# Data section:
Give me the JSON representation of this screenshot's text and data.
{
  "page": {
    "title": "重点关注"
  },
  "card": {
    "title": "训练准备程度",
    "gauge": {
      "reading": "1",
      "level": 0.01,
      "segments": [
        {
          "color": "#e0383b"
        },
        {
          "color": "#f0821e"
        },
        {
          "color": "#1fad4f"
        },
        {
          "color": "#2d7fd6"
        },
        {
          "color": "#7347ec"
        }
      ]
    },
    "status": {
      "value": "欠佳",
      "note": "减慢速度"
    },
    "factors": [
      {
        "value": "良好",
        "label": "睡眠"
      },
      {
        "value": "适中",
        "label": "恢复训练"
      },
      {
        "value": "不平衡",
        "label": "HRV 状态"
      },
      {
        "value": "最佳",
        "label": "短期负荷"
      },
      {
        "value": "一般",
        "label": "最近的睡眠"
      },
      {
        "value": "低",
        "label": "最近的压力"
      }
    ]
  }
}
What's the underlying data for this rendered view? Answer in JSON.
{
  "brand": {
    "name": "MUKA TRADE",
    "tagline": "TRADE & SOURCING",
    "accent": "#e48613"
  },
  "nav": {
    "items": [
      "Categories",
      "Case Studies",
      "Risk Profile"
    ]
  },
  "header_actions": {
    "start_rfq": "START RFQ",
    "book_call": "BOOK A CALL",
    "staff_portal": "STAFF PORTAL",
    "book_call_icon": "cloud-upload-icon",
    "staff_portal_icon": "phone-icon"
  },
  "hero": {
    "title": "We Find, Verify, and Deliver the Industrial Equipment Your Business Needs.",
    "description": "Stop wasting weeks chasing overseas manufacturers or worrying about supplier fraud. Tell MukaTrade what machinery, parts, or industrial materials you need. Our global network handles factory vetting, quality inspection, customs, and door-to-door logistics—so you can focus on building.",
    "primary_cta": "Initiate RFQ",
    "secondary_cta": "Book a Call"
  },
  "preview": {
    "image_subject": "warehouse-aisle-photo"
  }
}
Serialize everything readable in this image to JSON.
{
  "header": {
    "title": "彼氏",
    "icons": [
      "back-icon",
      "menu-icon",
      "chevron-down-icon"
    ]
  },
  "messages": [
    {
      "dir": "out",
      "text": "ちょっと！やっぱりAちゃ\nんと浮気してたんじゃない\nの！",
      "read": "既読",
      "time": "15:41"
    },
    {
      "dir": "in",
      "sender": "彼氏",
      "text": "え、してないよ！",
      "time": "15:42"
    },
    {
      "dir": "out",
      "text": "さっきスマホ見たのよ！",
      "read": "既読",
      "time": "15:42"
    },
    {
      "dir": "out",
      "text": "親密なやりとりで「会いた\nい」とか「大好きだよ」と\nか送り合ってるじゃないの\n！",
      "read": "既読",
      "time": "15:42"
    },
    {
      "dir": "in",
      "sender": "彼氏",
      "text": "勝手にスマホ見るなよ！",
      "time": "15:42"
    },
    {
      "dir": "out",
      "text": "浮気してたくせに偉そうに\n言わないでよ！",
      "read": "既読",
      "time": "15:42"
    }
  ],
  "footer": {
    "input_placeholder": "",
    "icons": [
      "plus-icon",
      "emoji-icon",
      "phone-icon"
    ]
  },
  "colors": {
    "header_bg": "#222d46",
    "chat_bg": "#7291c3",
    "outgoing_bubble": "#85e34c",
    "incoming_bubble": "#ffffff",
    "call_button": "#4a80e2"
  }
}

# Your goal:
The entries above must be returned exactly.

# Response to the task:
Give me the JSON representation of this screenshot's text and data.
{
  "page": {
    "title": "重点关注"
  },
  "card": {
    "title": "训练准备程度",
    "gauge": {
      "reading": "1",
      "level": 0.01,
      "segments": [
        {
          "color": "#e0383b"
        },
        {
          "color": "#f0821e"
        },
        {
          "color": "#1fad4f"
        },
        {
          "color": "#2d7fd6"
        },
        {
          "color": "#7347ec"
        }
      ]
    },
    "status": {
      "value": "欠佳",
      "note": "减慢速度"
    },
    "factors": [
      {
        "value": "良好",
        "label": "睡眠"
      },
      {
        "value": "适中",
        "label": "恢复训练"
      },
      {
        "value": "不平衡",
        "label": "HRV 状态"
      },
      {
        "value": "最佳",
        "label": "短期负荷"
      },
      {
        "value": "一般",
        "label": "最近的睡眠"
      },
      {
        "value": "低",
        "label": "最近的压力"
      }
    ]
  }
}
What's the underlying data for this rendered view? Answer in JSON.
{
  "brand": {
    "name": "MUKA TRADE",
    "tagline": "TRADE & SOURCING",
    "accent": "#e48613"
  },
  "nav": {
    "items": [
      "Categories",
      "Case Studies",
      "Risk Profile"
    ]
  },
  "header_actions": {
    "start_rfq": "START RFQ",
    "book_call": "BOOK A CALL",
    "staff_portal": "STAFF PORTAL",
    "book_call_icon": "cloud-upload-icon",
    "staff_portal_icon": "phone-icon"
  },
  "hero": {
    "title": "We Find, Verify, and Deliver the Industrial Equipment Your Business Needs.",
    "description": "Stop wasting weeks chasing overseas manufacturers or worrying about supplier fraud. Tell MukaTrade what machinery, parts, or industrial materials you need. Our global network handles factory vetting, quality inspection, customs, and door-to-door logistics—so you can focus on building.",
    "primary_cta": "Initiate RFQ",
    "secondary_cta": "Book a Call"
  },
  "preview": {
    "image_subject": "warehouse-aisle-photo"
  }
}
Serialize everything readable in this image to JSON.
{
  "header": {
    "title": "彼氏",
    "icons": [
      "back-icon",
      "menu-icon",
      "chevron-down-icon"
    ]
  },
  "messages": [
    {
      "dir": "out",
      "text": "ちょっと！やっぱりAちゃ\nんと浮気してたんじゃない\nの！",
      "read": "既読",
      "time": "15:41"
    },
    {
      "dir": "in",
      "sender": "彼氏",
      "text": "え、してないよ！",
      "time": "15:42"
    },
    {
      "dir": "out",
      "text": "さっきスマホ見たのよ！",
      "read": "既読",
      "time": "15:42"
    },
    {
      "dir": "out",
      "text": "親密なやりとりで「会いた\nい」とか「大好きだよ」と\nか送り合ってるじゃないの\n！",
      "read": "既読",
      "time": "15:42"
    },
    {
      "dir": "in",
      "sender": "彼氏",
      "text": "勝手にスマホ見るなよ！",
      "time": "15:42"
    },
    {
      "dir": "out",
      "text": "浮気してたくせに偉そうに\n言わないでよ！",
      "read": "既読",
      "time": "15:42"
    }
  ],
  "footer": {
    "input_placeholder": "",
    "icons": [
      "plus-icon",
      "emoji-icon",
      "phone-icon"
    ]
  },
  "colors": {
    "header_bg": "#222d46",
    "chat_bg": "#7291c3",
    "outgoing_bubble": "#85e34c",
    "incoming_bubble": "#ffffff",
    "call_button": "#4a80e2"
  }
}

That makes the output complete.